*Work to complete:*
Give the data a second time, exactly and in full.

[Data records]

★ ★ ★ ★ ★

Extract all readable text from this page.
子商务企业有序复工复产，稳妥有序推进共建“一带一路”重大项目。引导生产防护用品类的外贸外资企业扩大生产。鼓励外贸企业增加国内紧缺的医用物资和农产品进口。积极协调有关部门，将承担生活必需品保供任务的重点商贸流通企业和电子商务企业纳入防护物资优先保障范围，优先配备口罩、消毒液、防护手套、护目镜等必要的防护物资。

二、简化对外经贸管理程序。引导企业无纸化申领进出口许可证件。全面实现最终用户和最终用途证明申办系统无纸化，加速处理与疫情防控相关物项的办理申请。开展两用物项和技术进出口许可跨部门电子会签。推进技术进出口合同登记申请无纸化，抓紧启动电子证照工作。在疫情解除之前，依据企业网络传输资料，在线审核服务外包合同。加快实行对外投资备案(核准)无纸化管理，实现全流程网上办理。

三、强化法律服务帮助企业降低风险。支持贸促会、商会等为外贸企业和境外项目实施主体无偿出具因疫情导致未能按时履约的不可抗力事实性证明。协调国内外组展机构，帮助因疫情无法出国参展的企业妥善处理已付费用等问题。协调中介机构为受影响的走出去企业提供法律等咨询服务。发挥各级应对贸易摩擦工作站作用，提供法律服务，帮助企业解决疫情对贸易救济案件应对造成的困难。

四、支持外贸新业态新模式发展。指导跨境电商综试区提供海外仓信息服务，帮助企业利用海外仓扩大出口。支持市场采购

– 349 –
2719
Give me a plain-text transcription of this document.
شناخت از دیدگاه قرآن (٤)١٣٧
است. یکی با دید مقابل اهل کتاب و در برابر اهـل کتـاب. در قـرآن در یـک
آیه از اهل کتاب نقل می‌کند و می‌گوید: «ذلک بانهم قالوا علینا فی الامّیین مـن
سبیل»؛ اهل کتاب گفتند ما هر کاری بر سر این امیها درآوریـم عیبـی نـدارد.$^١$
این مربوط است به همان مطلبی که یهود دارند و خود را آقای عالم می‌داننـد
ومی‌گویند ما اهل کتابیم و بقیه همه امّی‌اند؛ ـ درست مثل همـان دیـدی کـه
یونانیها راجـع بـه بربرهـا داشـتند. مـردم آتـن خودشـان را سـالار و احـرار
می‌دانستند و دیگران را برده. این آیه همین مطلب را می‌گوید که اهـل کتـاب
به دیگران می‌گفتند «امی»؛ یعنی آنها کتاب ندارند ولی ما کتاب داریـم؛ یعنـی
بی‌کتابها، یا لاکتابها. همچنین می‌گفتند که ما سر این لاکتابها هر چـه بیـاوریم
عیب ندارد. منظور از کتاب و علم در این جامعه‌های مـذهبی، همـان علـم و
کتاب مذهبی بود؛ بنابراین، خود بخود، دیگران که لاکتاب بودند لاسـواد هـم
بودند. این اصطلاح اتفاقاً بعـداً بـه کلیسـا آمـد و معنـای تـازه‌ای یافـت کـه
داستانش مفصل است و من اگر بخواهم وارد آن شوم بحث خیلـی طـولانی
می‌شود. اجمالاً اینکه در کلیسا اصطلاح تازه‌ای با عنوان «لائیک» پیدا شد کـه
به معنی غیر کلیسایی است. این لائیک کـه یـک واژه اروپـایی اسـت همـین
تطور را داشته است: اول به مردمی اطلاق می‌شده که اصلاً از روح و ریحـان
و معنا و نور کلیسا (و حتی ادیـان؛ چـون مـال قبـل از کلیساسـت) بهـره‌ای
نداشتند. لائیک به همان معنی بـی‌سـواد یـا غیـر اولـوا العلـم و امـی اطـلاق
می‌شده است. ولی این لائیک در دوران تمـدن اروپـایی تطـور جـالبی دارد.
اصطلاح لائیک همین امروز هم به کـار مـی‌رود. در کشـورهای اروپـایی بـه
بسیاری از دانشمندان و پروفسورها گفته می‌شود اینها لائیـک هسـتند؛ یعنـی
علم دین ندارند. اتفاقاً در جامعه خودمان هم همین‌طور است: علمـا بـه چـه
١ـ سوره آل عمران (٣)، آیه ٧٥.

★ ★ ★ ★ ★

*In response:*
Extract all readable text from this page.
子商务企业有序复工复产，稳妥有序推进共建“一带一路”重大项目。引导生产防护用品类的外贸外资企业扩大生产。鼓励外贸企业增加国内紧缺的医用物资和农产品进口。积极协调有关部门，将承担生活必需品保供任务的重点商贸流通企业和电子商务企业纳入防护物资优先保障范围，优先配备口罩、消毒液、防护手套、护目镜等必要的防护物资。

二、简化对外经贸管理程序。引导企业无纸化申领进出口许可证件。全面实现最终用户和最终用途证明申办系统无纸化，加速处理与疫情防控相关物项的办理申请。开展两用物项和技术进出口许可跨部门电子会签。推进技术进出口合同登记申请无纸化，抓紧启动电子证照工作。在疫情解除之前，依据企业网络传输资料，在线审核服务外包合同。加快实行对外投资备案(核准)无纸化管理，实现全流程网上办理。

三、强化法律服务帮助企业降低风险。支持贸促会、商会等为外贸企业和境外项目实施主体无偿出具因疫情导致未能按时履约的不可抗力事实性证明。协调国内外组展机构，帮助因疫情无法出国参展的企业妥善处理已付费用等问题。协调中介机构为受影响的走出去企业提供法律等咨询服务。发挥各级应对贸易摩擦工作站作用，提供法律服务，帮助企业解决疫情对贸易救济案件应对造成的困难。

四、支持外贸新业态新模式发展。指导跨境电商综试区提供海外仓信息服务，帮助企业利用海外仓扩大出口。支持市场采购

– 349 –
2719
Give me a plain-text transcription of this document.
شناخت از دیدگاه قرآن (٤)١٣٧
است. یکی با دید مقابل اهل کتاب و در برابر اهـل کتـاب. در قـرآن در یـک
آیه از اهل کتاب نقل می‌کند و می‌گوید: «ذلک بانهم قالوا علینا فی الامّیین مـن
سبیل»؛ اهل کتاب گفتند ما هر کاری بر سر این امیها درآوریـم عیبـی نـدارد.$^١$
این مربوط است به همان مطلبی که یهود دارند و خود را آقای عالم می‌داننـد
ومی‌گویند ما اهل کتابیم و بقیه همه امّی‌اند؛ ـ درست مثل همـان دیـدی کـه
یونانیها راجـع بـه بربرهـا داشـتند. مـردم آتـن خودشـان را سـالار و احـرار
می‌دانستند و دیگران را برده. این آیه همین مطلب را می‌گوید که اهـل کتـاب
به دیگران می‌گفتند «امی»؛ یعنی آنها کتاب ندارند ولی ما کتاب داریـم؛ یعنـی
بی‌کتابها، یا لاکتابها. همچنین می‌گفتند که ما سر این لاکتابها هر چـه بیـاوریم
عیب ندارد. منظور از کتاب و علم در این جامعه‌های مـذهبی، همـان علـم و
کتاب مذهبی بود؛ بنابراین، خود بخود، دیگران که لاکتاب بودند لاسـواد هـم
بودند. این اصطلاح اتفاقاً بعـداً بـه کلیسـا آمـد و معنـای تـازه‌ای یافـت کـه
داستانش مفصل است و من اگر بخواهم وارد آن شوم بحث خیلـی طـولانی
می‌شود. اجمالاً اینکه در کلیسا اصطلاح تازه‌ای با عنوان «لائیک» پیدا شد کـه
به معنی غیر کلیسایی است. این لائیک کـه یـک واژه اروپـایی اسـت همـین
تطور را داشته است: اول به مردمی اطلاق می‌شده که اصلاً از روح و ریحـان
و معنا و نور کلیسا (و حتی ادیـان؛ چـون مـال قبـل از کلیساسـت) بهـره‌ای
نداشتند. لائیک به همان معنی بـی‌سـواد یـا غیـر اولـوا العلـم و امـی اطـلاق
می‌شده است. ولی این لائیک در دوران تمـدن اروپـایی تطـور جـالبی دارد.
اصطلاح لائیک همین امروز هم به کـار مـی‌رود. در کشـورهای اروپـایی بـه
بسیاری از دانشمندان و پروفسورها گفته می‌شود اینها لائیـک هسـتند؛ یعنـی
علم دین ندارند. اتفاقاً در جامعه خودمان هم همین‌طور است: علمـا بـه چـه
١ـ سوره آل عمران (٣)، آیه ٧٥.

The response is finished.